Data excerpts:
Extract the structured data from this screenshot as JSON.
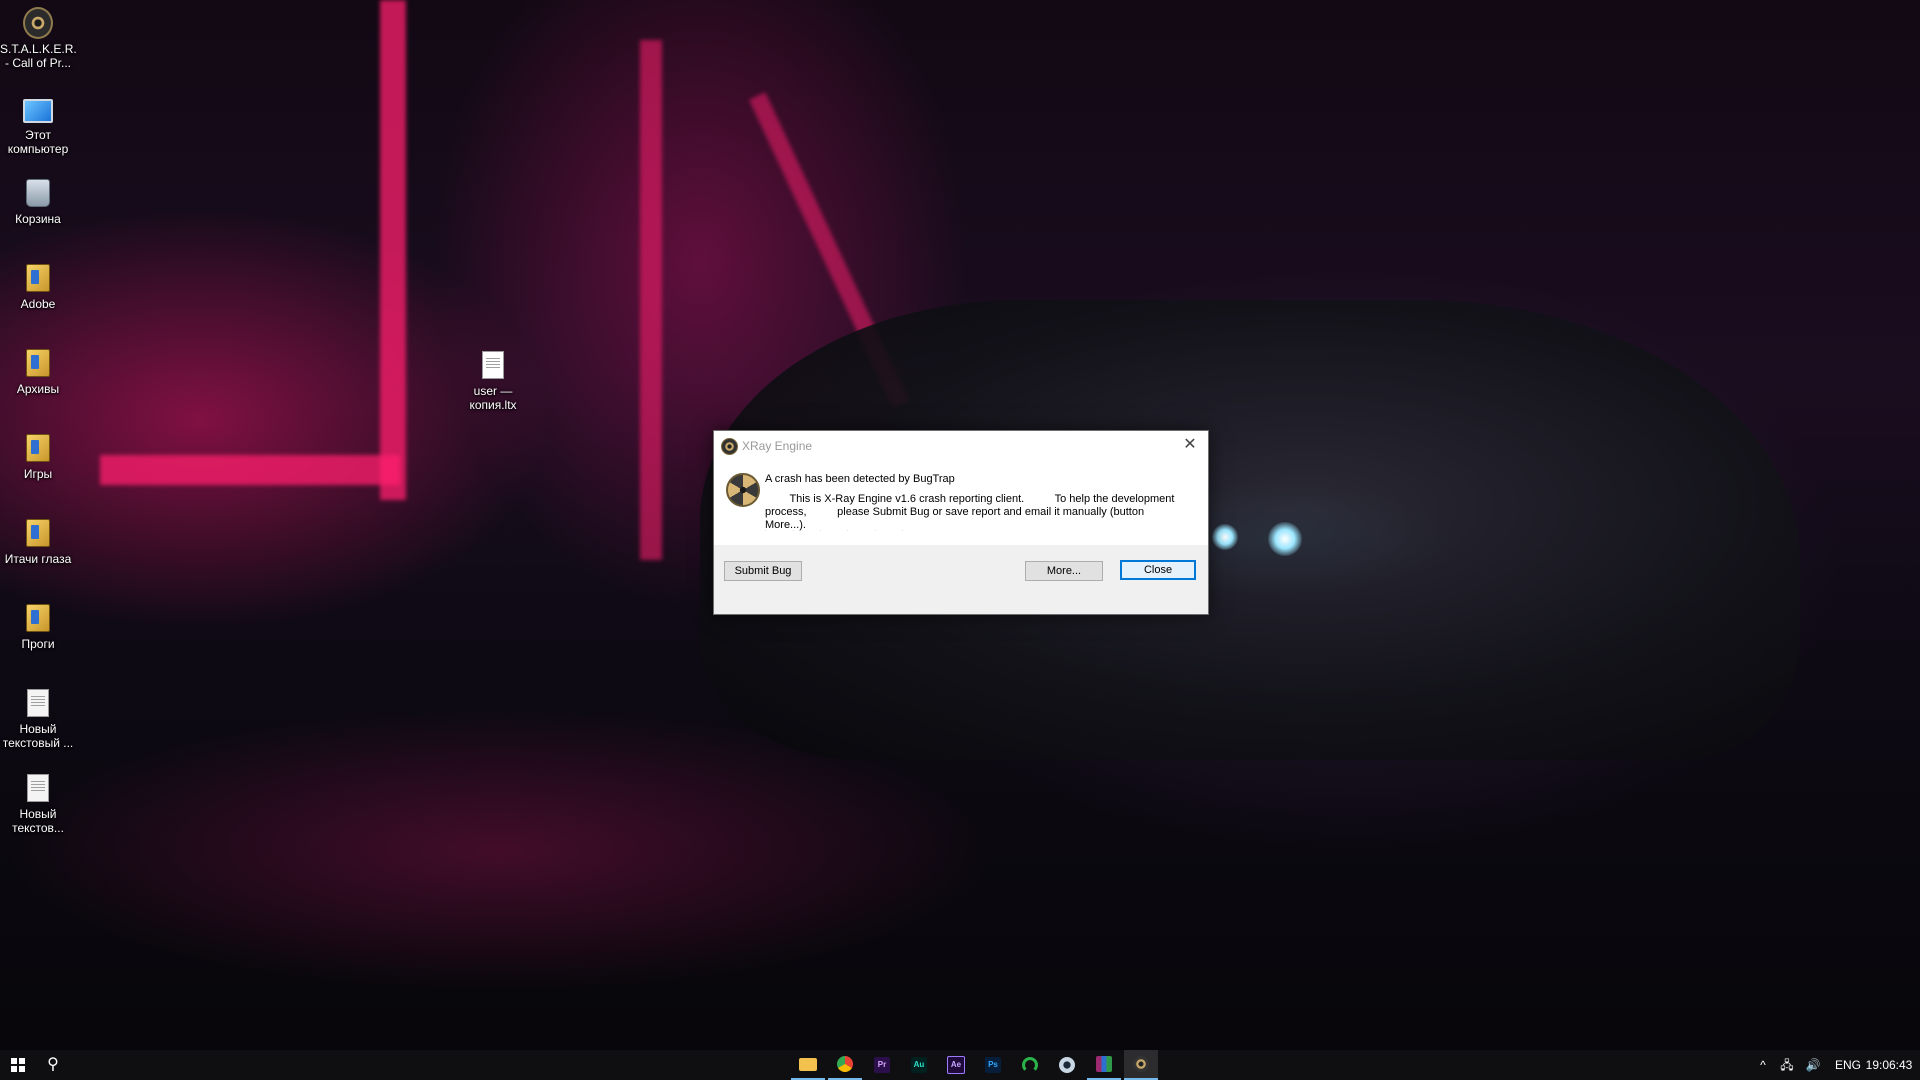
{
  "desktop": {
    "icons": [
      {
        "label": "S.T.A.L.K.E.R. - Call of Pr...",
        "icon": "stalker-game-icon"
      },
      {
        "label": "Этот компьютер",
        "icon": "computer-icon"
      },
      {
        "label": "Корзина",
        "icon": "recycle-bin-icon"
      },
      {
        "label": "Adobe",
        "icon": "folder-icon"
      },
      {
        "label": "Архивы",
        "icon": "folder-icon"
      },
      {
        "label": "Игры",
        "icon": "folder-icon"
      },
      {
        "label": "Итачи глаза",
        "icon": "folder-icon"
      },
      {
        "label": "Проги",
        "icon": "folder-icon"
      },
      {
        "label": "Новый текстовый ...",
        "icon": "text-file-icon"
      },
      {
        "label": "Новый текстов...",
        "icon": "text-file-icon"
      }
    ],
    "file_icon": {
      "label": "user — копия.ltx",
      "icon": "file-icon"
    }
  },
  "dialog": {
    "title": "XRay Engine",
    "headline": "A crash has been detected by BugTrap",
    "body": "        This is X-Ray Engine v1.6 crash reporting client.          To help the development process,          please Submit Bug or save report and email it manually (button More...).",
    "hint": ". . . . . .",
    "buttons": {
      "submit": "Submit Bug",
      "more": "More...",
      "close": "Close"
    },
    "close_glyph": "✕"
  },
  "taskbar": {
    "search_glyph": "⚲",
    "apps": [
      {
        "label": "",
        "icon": "file-explorer-icon",
        "color": "#f2c14e"
      },
      {
        "label": "",
        "icon": "chrome-icon",
        "color": "#4caf50"
      },
      {
        "label": "Pr",
        "icon": "premiere-pro-icon",
        "color": "#2a0f4a",
        "text_color": "#d9a6ff"
      },
      {
        "label": "Au",
        "icon": "audition-icon",
        "color": "#00201f",
        "text_color": "#2ee0c8"
      },
      {
        "label": "Ae",
        "icon": "after-effects-icon",
        "color": "#1f0a3a",
        "text_color": "#c8a8ff"
      },
      {
        "label": "Ps",
        "icon": "photoshop-icon",
        "color": "#061e3a",
        "text_color": "#31a8ff"
      },
      {
        "label": "",
        "icon": "headphones-icon",
        "color": "#2bb34a"
      },
      {
        "label": "",
        "icon": "steam-icon",
        "color": "#c9d6e3"
      },
      {
        "label": "",
        "icon": "winrar-icon",
        "color": "#9b2b6e"
      },
      {
        "label": "",
        "icon": "stalker-app-icon",
        "color": "#c8a86a"
      }
    ],
    "tray": {
      "chevron": "^",
      "network": "🖧",
      "volume": "🔊",
      "language": "ENG",
      "time": "19:06:43"
    }
  }
}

_PROBLEM REQUIREMENTS_:
Repeat the listing above exactly, with no pictures.

_ANSWER TO THIS PROBLEM_:
Extract the structured data from this screenshot as JSON.
{
  "desktop": {
    "icons": [
      {
        "label": "S.T.A.L.K.E.R. - Call of Pr...",
        "icon": "stalker-game-icon"
      },
      {
        "label": "Этот компьютер",
        "icon": "computer-icon"
      },
      {
        "label": "Корзина",
        "icon": "recycle-bin-icon"
      },
      {
        "label": "Adobe",
        "icon": "folder-icon"
      },
      {
        "label": "Архивы",
        "icon": "folder-icon"
      },
      {
        "label": "Игры",
        "icon": "folder-icon"
      },
      {
        "label": "Итачи глаза",
        "icon": "folder-icon"
      },
      {
        "label": "Проги",
        "icon": "folder-icon"
      },
      {
        "label": "Новый текстовый ...",
        "icon": "text-file-icon"
      },
      {
        "label": "Новый текстов...",
        "icon": "text-file-icon"
      }
    ],
    "file_icon": {
      "label": "user — копия.ltx",
      "icon": "file-icon"
    }
  },
  "dialog": {
    "title": "XRay Engine",
    "headline": "A crash has been detected by BugTrap",
    "body": "        This is X-Ray Engine v1.6 crash reporting client.          To help the development process,          please Submit Bug or save report and email it manually (button More...).",
    "hint": ". . . . . .",
    "buttons": {
      "submit": "Submit Bug",
      "more": "More...",
      "close": "Close"
    },
    "close_glyph": "✕"
  },
  "taskbar": {
    "search_glyph": "⚲",
    "apps": [
      {
        "label": "",
        "icon": "file-explorer-icon",
        "color": "#f2c14e"
      },
      {
        "label": "",
        "icon": "chrome-icon",
        "color": "#4caf50"
      },
      {
        "label": "Pr",
        "icon": "premiere-pro-icon",
        "color": "#2a0f4a",
        "text_color": "#d9a6ff"
      },
      {
        "label": "Au",
        "icon": "audition-icon",
        "color": "#00201f",
        "text_color": "#2ee0c8"
      },
      {
        "label": "Ae",
        "icon": "after-effects-icon",
        "color": "#1f0a3a",
        "text_color": "#c8a8ff"
      },
      {
        "label": "Ps",
        "icon": "photoshop-icon",
        "color": "#061e3a",
        "text_color": "#31a8ff"
      },
      {
        "label": "",
        "icon": "headphones-icon",
        "color": "#2bb34a"
      },
      {
        "label": "",
        "icon": "steam-icon",
        "color": "#c9d6e3"
      },
      {
        "label": "",
        "icon": "winrar-icon",
        "color": "#9b2b6e"
      },
      {
        "label": "",
        "icon": "stalker-app-icon",
        "color": "#c8a86a"
      }
    ],
    "tray": {
      "chevron": "^",
      "network": "🖧",
      "volume": "🔊",
      "language": "ENG",
      "time": "19:06:43"
    }
  }
}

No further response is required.